- _Task to carry out_
Transcribe all of the material exactly.

- _Task material_
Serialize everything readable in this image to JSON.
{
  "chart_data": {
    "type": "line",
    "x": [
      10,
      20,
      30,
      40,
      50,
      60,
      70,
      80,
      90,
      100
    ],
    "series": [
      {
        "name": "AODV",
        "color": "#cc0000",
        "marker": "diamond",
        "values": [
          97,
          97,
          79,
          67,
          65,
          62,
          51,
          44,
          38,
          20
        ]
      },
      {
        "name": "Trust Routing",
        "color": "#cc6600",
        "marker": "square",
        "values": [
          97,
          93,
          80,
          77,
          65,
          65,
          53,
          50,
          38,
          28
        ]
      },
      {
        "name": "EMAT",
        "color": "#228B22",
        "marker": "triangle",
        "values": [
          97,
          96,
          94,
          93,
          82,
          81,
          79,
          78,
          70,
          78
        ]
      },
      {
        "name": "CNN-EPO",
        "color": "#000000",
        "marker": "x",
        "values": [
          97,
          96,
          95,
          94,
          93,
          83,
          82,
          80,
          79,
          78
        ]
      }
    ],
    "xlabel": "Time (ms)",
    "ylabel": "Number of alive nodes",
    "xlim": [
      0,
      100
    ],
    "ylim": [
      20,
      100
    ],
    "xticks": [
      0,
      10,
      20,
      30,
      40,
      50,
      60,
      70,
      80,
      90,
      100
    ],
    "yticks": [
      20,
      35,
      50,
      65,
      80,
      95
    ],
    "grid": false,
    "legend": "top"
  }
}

- _Solution for this task_
Serialize everything readable in this image to JSON.
{
  "chart_data": {
    "type": "line",
    "x": [
      10,
      20,
      30,
      40,
      50,
      60,
      70,
      80,
      90,
      100
    ],
    "series": [
      {
        "name": "AODV",
        "color": "#cc0000",
        "marker": "diamond",
        "values": [
          97,
          97,
          79,
          67,
          65,
          62,
          51,
          44,
          38,
          20
        ]
      },
      {
        "name": "Trust Routing",
        "color": "#cc6600",
        "marker": "square",
        "values": [
          97,
          93,
          80,
          77,
          65,
          65,
          53,
          50,
          38,
          28
        ]
      },
      {
        "name": "EMAT",
        "color": "#228B22",
        "marker": "triangle",
        "values": [
          97,
          96,
          94,
          93,
          82,
          81,
          79,
          78,
          70,
          78
        ]
      },
      {
        "name": "CNN-EPO",
        "color": "#000000",
        "marker": "x",
        "values": [
          97,
          96,
          95,
          94,
          93,
          83,
          82,
          80,
          79,
          78
        ]
      }
    ],
    "xlabel": "Time (ms)",
    "ylabel": "Number of alive nodes",
    "xlim": [
      0,
      100
    ],
    "ylim": [
      20,
      100
    ],
    "xticks": [
      0,
      10,
      20,
      30,
      40,
      50,
      60,
      70,
      80,
      90,
      100
    ],
    "yticks": [
      20,
      35,
      50,
      65,
      80,
      95
    ],
    "grid": false,
    "legend": "top"
  }
}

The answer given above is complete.